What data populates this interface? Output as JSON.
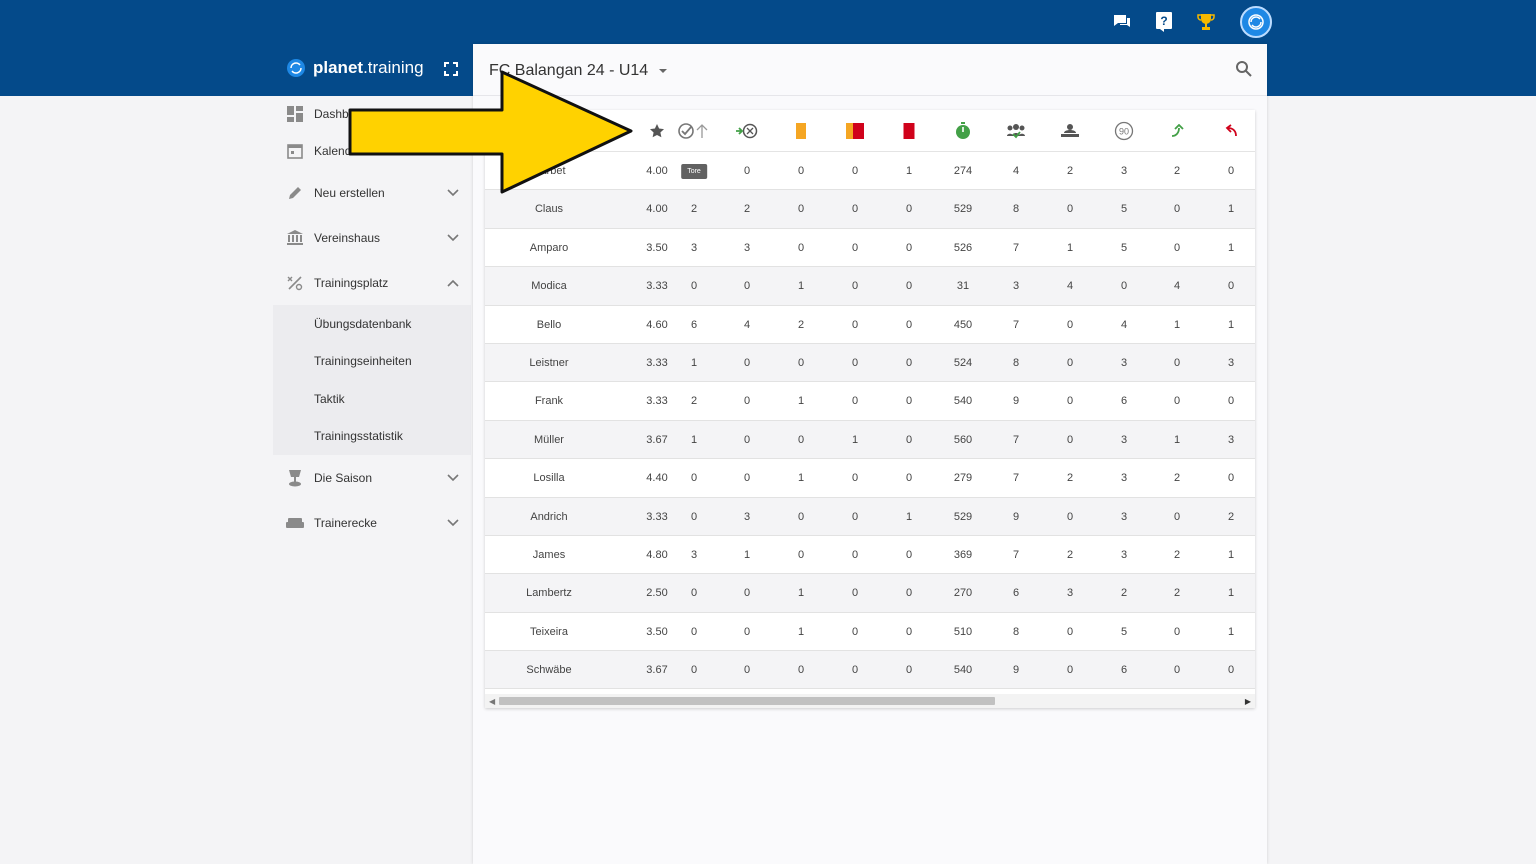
{
  "header": {
    "brand": {
      "name_bold": "planet",
      "name_rest": ".training"
    },
    "icons": [
      "chat-icon",
      "help-icon",
      "trophy-icon",
      "avatar"
    ]
  },
  "sidebar": {
    "items": [
      {
        "label": "Dashboard",
        "icon": "dashboard-icon",
        "chevron": null
      },
      {
        "label": "Kalender",
        "icon": "calendar-icon",
        "chevron": null
      },
      {
        "label": "Neu erstellen",
        "icon": "pencil-icon",
        "chevron": "down"
      },
      {
        "label": "Vereinshaus",
        "icon": "bank-icon",
        "chevron": "down"
      },
      {
        "label": "Trainingsplatz",
        "icon": "percent-icon",
        "chevron": "up"
      }
    ],
    "subitems": [
      "Übungsdatenbank",
      "Trainingseinheiten",
      "Taktik",
      "Trainingsstatistik"
    ],
    "items_after": [
      {
        "label": "Die Saison",
        "icon": "cup-icon",
        "chevron": "down"
      },
      {
        "label": "Trainerecke",
        "icon": "sofa-icon",
        "chevron": "down"
      }
    ]
  },
  "panel": {
    "team": "FC Balangan 24 - U14"
  },
  "table": {
    "columns": [
      "rating-icon",
      "goals-icon",
      "assists-icon",
      "yellow-card-icon",
      "yellow-red-card-icon",
      "red-card-icon",
      "minutes-icon",
      "games-icon",
      "bench-icon",
      "full-game-icon",
      "sub-in-icon",
      "sub-out-icon"
    ],
    "tooltip": "Tore",
    "rows": [
      {
        "name": "Darbet",
        "values": [
          "4.00",
          "",
          "0",
          "0",
          "0",
          "1",
          "274",
          "4",
          "2",
          "3",
          "2",
          "0"
        ]
      },
      {
        "name": "Claus",
        "values": [
          "4.00",
          "2",
          "2",
          "0",
          "0",
          "0",
          "529",
          "8",
          "0",
          "5",
          "0",
          "1"
        ]
      },
      {
        "name": "Amparo",
        "values": [
          "3.50",
          "3",
          "3",
          "0",
          "0",
          "0",
          "526",
          "7",
          "1",
          "5",
          "0",
          "1"
        ]
      },
      {
        "name": "Modica",
        "values": [
          "3.33",
          "0",
          "0",
          "1",
          "0",
          "0",
          "31",
          "3",
          "4",
          "0",
          "4",
          "0"
        ]
      },
      {
        "name": "Bello",
        "values": [
          "4.60",
          "6",
          "4",
          "2",
          "0",
          "0",
          "450",
          "7",
          "0",
          "4",
          "1",
          "1"
        ]
      },
      {
        "name": "Leistner",
        "values": [
          "3.33",
          "1",
          "0",
          "0",
          "0",
          "0",
          "524",
          "8",
          "0",
          "3",
          "0",
          "3"
        ]
      },
      {
        "name": "Frank",
        "values": [
          "3.33",
          "2",
          "0",
          "1",
          "0",
          "0",
          "540",
          "9",
          "0",
          "6",
          "0",
          "0"
        ]
      },
      {
        "name": "Müller",
        "values": [
          "3.67",
          "1",
          "0",
          "0",
          "1",
          "0",
          "560",
          "7",
          "0",
          "3",
          "1",
          "3"
        ]
      },
      {
        "name": "Losilla",
        "values": [
          "4.40",
          "0",
          "0",
          "1",
          "0",
          "0",
          "279",
          "7",
          "2",
          "3",
          "2",
          "0"
        ]
      },
      {
        "name": "Andrich",
        "values": [
          "3.33",
          "0",
          "3",
          "0",
          "0",
          "1",
          "529",
          "9",
          "0",
          "3",
          "0",
          "2"
        ]
      },
      {
        "name": "James",
        "values": [
          "4.80",
          "3",
          "1",
          "0",
          "0",
          "0",
          "369",
          "7",
          "2",
          "3",
          "2",
          "1"
        ]
      },
      {
        "name": "Lambertz",
        "values": [
          "2.50",
          "0",
          "0",
          "1",
          "0",
          "0",
          "270",
          "6",
          "3",
          "2",
          "2",
          "1"
        ]
      },
      {
        "name": "Teixeira",
        "values": [
          "3.50",
          "0",
          "0",
          "1",
          "0",
          "0",
          "510",
          "8",
          "0",
          "5",
          "0",
          "1"
        ]
      },
      {
        "name": "Schwäbe",
        "values": [
          "3.67",
          "0",
          "0",
          "0",
          "0",
          "0",
          "540",
          "9",
          "0",
          "6",
          "0",
          "0"
        ]
      }
    ]
  },
  "colors": {
    "header_bg": "#044a8a",
    "arrow": "#ffd200",
    "yellow_card": "#f5a623",
    "red_card": "#d0021b",
    "green": "#43a047"
  }
}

What this task involves: Scan the material above for the string "label" and report each line where you find it.

Result of this task:
        "label": "Dashboard",
        "label": "Kalender",
        "label": "Neu erstellen",
        "label": "Vereinshaus",
        "label": "Trainingsplatz",
        "label": "Die Saison",
        "label": "Trainerecke",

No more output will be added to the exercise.